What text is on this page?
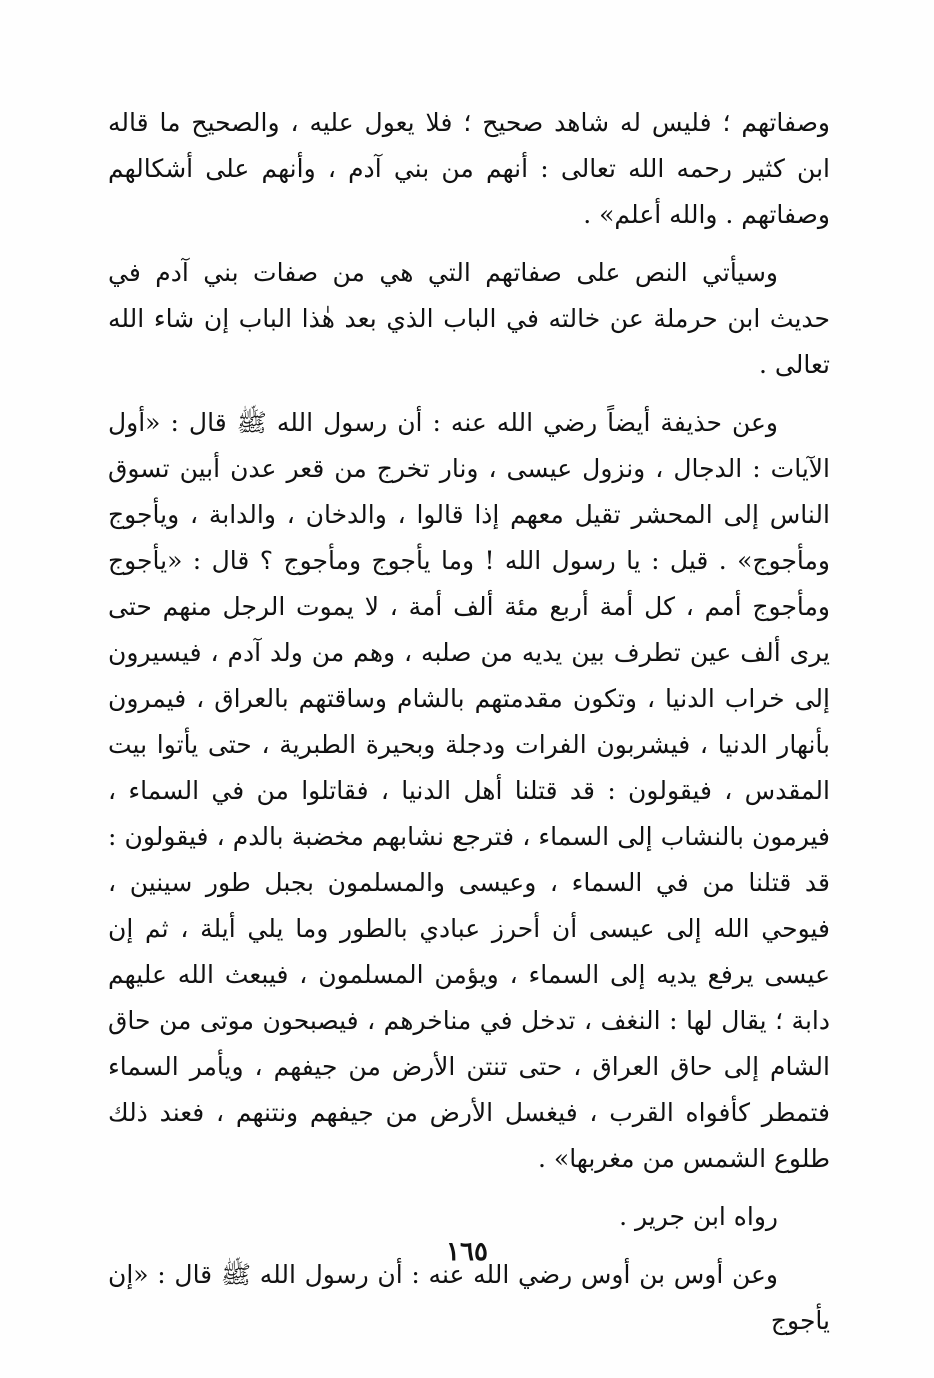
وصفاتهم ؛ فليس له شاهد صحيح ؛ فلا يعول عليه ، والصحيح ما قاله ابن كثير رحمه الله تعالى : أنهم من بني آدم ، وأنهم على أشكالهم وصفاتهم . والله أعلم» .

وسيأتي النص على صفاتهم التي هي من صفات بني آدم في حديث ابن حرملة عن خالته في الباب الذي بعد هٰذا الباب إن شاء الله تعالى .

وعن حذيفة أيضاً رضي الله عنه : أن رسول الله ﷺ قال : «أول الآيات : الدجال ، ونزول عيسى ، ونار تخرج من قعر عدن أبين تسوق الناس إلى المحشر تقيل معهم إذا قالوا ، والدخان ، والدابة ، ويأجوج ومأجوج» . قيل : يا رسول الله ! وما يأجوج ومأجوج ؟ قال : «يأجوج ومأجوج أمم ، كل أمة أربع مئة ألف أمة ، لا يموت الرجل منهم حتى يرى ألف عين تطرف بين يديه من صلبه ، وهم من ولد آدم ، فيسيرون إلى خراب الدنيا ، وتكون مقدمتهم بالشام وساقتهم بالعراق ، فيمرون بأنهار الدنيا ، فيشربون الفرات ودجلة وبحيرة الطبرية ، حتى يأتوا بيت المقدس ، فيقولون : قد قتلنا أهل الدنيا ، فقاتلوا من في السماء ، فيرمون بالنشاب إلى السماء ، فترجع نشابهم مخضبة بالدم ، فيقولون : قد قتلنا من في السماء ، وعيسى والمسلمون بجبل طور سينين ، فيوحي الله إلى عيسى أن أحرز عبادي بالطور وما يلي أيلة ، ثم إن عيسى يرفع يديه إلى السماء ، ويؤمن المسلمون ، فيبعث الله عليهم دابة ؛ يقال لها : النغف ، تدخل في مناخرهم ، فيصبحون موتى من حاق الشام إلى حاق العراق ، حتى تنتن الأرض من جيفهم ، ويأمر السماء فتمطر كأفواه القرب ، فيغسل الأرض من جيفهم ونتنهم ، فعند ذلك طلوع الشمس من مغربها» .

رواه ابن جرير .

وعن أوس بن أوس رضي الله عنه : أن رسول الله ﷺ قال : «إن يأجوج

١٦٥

+-------+

◆ **Directions**: Working from the lines above, reproduce the material exactly and exclude its pictures.

◆ **Result below**:
What text is on this page?
وصفاتهم ؛ فليس له شاهد صحيح ؛ فلا يعول عليه ، والصحيح ما قاله ابن كثير رحمه الله تعالى : أنهم من بني آدم ، وأنهم على أشكالهم وصفاتهم . والله أعلم» .

وسيأتي النص على صفاتهم التي هي من صفات بني آدم في حديث ابن حرملة عن خالته في الباب الذي بعد هٰذا الباب إن شاء الله تعالى .

وعن حذيفة أيضاً رضي الله عنه : أن رسول الله ﷺ قال : «أول الآيات : الدجال ، ونزول عيسى ، ونار تخرج من قعر عدن أبين تسوق الناس إلى المحشر تقيل معهم إذا قالوا ، والدخان ، والدابة ، ويأجوج ومأجوج» . قيل : يا رسول الله ! وما يأجوج ومأجوج ؟ قال : «يأجوج ومأجوج أمم ، كل أمة أربع مئة ألف أمة ، لا يموت الرجل منهم حتى يرى ألف عين تطرف بين يديه من صلبه ، وهم من ولد آدم ، فيسيرون إلى خراب الدنيا ، وتكون مقدمتهم بالشام وساقتهم بالعراق ، فيمرون بأنهار الدنيا ، فيشربون الفرات ودجلة وبحيرة الطبرية ، حتى يأتوا بيت المقدس ، فيقولون : قد قتلنا أهل الدنيا ، فقاتلوا من في السماء ، فيرمون بالنشاب إلى السماء ، فترجع نشابهم مخضبة بالدم ، فيقولون : قد قتلنا من في السماء ، وعيسى والمسلمون بجبل طور سينين ، فيوحي الله إلى عيسى أن أحرز عبادي بالطور وما يلي أيلة ، ثم إن عيسى يرفع يديه إلى السماء ، ويؤمن المسلمون ، فيبعث الله عليهم دابة ؛ يقال لها : النغف ، تدخل في مناخرهم ، فيصبحون موتى من حاق الشام إلى حاق العراق ، حتى تنتن الأرض من جيفهم ، ويأمر السماء فتمطر كأفواه القرب ، فيغسل الأرض من جيفهم ونتنهم ، فعند ذلك طلوع الشمس من مغربها» .

رواه ابن جرير .

وعن أوس بن أوس رضي الله عنه : أن رسول الله ﷺ قال : «إن يأجوج

١٦٥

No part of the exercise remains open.